### Request:
Pick out every line in the data below that holds "name".

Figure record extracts
►

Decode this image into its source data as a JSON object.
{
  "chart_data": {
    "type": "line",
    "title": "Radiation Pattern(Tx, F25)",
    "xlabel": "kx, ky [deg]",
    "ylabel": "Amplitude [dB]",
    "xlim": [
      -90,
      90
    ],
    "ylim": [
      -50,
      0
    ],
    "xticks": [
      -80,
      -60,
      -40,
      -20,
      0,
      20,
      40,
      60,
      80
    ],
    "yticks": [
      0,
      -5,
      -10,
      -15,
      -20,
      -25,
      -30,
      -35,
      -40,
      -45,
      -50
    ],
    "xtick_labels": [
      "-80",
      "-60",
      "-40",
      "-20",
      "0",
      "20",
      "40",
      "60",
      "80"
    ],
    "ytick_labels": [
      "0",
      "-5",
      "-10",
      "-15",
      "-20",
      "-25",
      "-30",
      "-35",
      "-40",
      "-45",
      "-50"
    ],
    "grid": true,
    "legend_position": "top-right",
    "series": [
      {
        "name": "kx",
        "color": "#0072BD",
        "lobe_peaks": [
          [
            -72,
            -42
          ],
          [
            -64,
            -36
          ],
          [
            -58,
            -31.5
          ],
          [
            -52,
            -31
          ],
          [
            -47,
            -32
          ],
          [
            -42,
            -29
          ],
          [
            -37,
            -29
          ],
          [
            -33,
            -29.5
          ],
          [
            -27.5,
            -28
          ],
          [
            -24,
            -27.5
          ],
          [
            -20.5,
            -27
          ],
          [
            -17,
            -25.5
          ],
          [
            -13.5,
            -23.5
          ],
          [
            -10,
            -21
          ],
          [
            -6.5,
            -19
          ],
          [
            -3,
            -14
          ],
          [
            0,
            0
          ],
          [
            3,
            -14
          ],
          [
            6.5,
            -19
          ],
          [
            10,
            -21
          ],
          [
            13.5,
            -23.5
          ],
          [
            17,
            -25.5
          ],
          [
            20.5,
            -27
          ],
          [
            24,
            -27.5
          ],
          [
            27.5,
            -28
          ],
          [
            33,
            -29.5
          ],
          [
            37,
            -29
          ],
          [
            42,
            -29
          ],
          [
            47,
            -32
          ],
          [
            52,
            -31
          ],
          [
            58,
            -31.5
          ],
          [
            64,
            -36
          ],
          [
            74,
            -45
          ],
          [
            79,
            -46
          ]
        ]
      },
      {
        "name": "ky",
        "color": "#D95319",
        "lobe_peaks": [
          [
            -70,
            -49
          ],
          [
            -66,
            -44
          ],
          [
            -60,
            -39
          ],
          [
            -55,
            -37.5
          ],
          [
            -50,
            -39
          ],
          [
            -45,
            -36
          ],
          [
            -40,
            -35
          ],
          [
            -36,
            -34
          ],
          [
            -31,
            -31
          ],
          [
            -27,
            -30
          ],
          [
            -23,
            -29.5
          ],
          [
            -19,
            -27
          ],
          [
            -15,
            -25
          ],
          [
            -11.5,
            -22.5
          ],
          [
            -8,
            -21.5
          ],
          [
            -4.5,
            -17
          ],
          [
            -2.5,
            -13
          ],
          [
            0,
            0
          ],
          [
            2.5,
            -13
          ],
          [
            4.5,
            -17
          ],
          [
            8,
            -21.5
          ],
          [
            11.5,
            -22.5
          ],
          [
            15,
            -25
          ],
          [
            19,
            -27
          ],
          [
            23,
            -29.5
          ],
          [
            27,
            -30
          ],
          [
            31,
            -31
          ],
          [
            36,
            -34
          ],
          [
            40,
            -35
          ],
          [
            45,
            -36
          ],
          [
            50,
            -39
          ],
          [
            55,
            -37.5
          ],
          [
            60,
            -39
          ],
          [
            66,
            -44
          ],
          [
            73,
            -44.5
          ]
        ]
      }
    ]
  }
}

◄
►

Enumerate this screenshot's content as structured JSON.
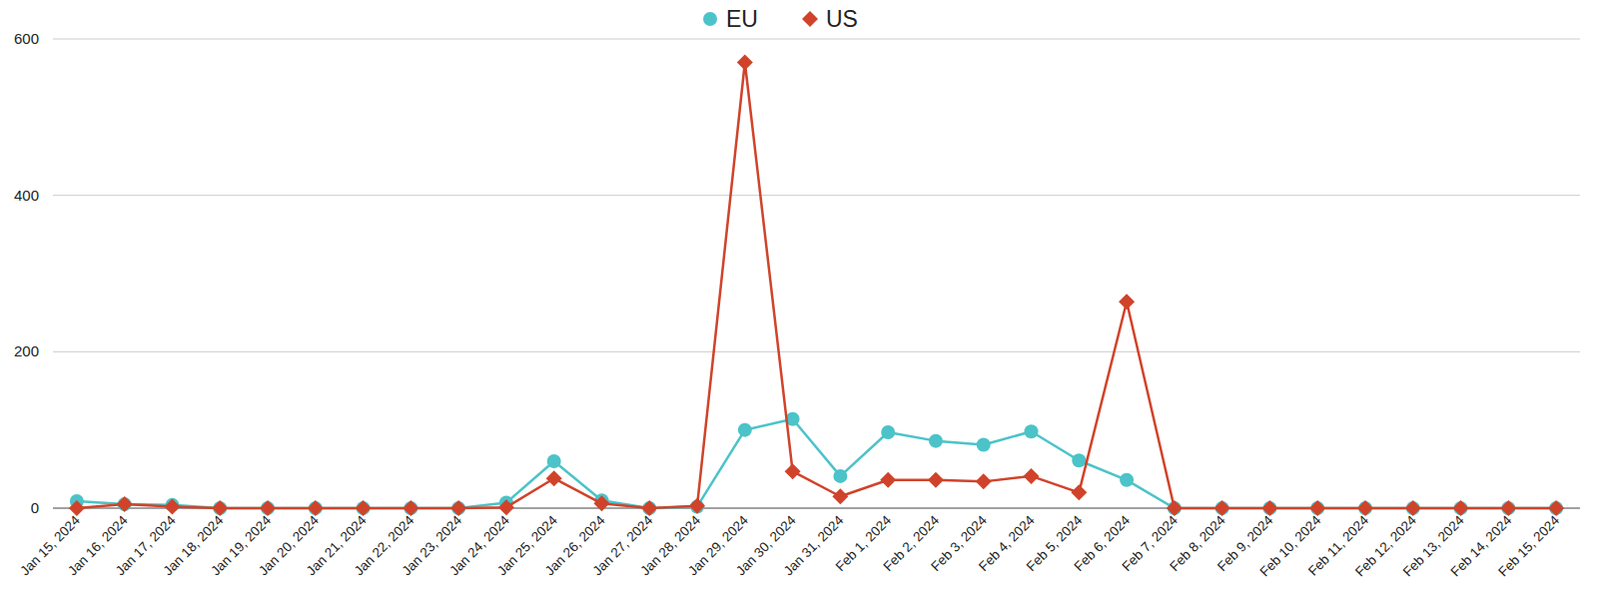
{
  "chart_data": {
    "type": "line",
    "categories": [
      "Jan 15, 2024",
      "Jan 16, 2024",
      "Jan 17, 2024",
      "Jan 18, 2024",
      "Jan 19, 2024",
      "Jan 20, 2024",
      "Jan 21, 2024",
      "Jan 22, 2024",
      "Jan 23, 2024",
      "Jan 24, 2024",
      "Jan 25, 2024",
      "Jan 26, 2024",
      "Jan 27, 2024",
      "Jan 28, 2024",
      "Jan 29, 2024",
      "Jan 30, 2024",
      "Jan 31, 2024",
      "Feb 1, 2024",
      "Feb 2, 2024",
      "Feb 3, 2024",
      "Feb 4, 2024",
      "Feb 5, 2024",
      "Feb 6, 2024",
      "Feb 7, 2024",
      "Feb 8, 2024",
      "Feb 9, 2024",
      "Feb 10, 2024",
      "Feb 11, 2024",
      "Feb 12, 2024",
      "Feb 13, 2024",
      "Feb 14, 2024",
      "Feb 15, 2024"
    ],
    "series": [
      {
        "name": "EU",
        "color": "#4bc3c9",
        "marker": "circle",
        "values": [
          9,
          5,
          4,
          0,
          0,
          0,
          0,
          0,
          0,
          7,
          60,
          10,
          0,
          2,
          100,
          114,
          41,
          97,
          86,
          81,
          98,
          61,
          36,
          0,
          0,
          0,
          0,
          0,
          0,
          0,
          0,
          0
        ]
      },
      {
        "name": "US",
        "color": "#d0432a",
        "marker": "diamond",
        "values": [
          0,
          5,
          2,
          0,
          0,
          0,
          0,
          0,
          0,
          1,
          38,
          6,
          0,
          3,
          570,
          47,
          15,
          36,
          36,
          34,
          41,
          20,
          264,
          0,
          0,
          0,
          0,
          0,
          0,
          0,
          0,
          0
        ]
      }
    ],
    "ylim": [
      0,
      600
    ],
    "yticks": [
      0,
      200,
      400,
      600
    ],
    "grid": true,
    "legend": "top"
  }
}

◄
►

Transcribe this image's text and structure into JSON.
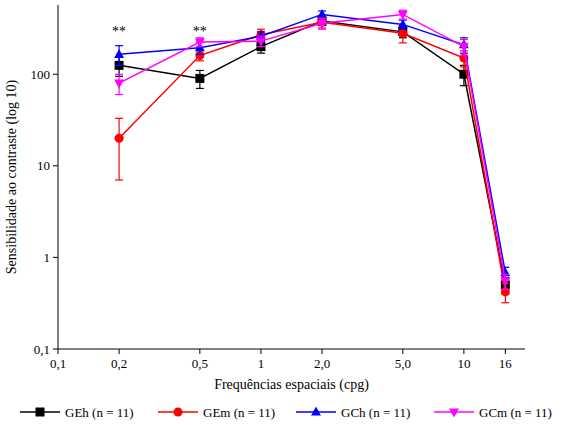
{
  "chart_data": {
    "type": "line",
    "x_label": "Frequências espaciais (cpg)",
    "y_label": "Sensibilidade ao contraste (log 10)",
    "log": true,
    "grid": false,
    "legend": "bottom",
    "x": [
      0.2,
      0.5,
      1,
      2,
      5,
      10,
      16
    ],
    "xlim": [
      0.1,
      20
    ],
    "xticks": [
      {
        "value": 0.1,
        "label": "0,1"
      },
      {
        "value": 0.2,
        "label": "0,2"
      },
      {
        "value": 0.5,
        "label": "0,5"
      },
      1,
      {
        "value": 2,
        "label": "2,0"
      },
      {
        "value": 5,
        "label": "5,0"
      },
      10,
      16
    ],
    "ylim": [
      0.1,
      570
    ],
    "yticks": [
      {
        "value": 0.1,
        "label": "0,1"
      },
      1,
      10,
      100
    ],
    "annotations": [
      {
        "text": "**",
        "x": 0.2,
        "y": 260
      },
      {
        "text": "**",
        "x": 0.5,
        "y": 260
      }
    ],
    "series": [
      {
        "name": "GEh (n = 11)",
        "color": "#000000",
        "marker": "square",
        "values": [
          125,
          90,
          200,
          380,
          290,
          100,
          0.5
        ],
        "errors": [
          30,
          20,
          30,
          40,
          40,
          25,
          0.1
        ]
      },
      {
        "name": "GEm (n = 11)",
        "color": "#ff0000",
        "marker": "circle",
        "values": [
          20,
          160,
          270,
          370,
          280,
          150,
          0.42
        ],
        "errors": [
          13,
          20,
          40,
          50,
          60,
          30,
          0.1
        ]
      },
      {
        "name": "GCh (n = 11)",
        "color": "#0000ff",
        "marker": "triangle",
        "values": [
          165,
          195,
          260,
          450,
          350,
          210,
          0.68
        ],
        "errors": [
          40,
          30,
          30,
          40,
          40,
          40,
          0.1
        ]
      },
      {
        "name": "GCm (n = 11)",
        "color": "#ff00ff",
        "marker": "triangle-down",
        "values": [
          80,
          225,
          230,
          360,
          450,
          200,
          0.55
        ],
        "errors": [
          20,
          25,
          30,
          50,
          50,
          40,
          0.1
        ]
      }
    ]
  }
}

◄

### Complete response:
        "name": "kx",
        "name": "ky",
        "name": "EU",
        "name": "US",
        "name": "GEh (n = 11)",
        "name": "GEm (n = 11)",
        "name": "GCh (n = 11)",
        "name": "GCm (n = 11)",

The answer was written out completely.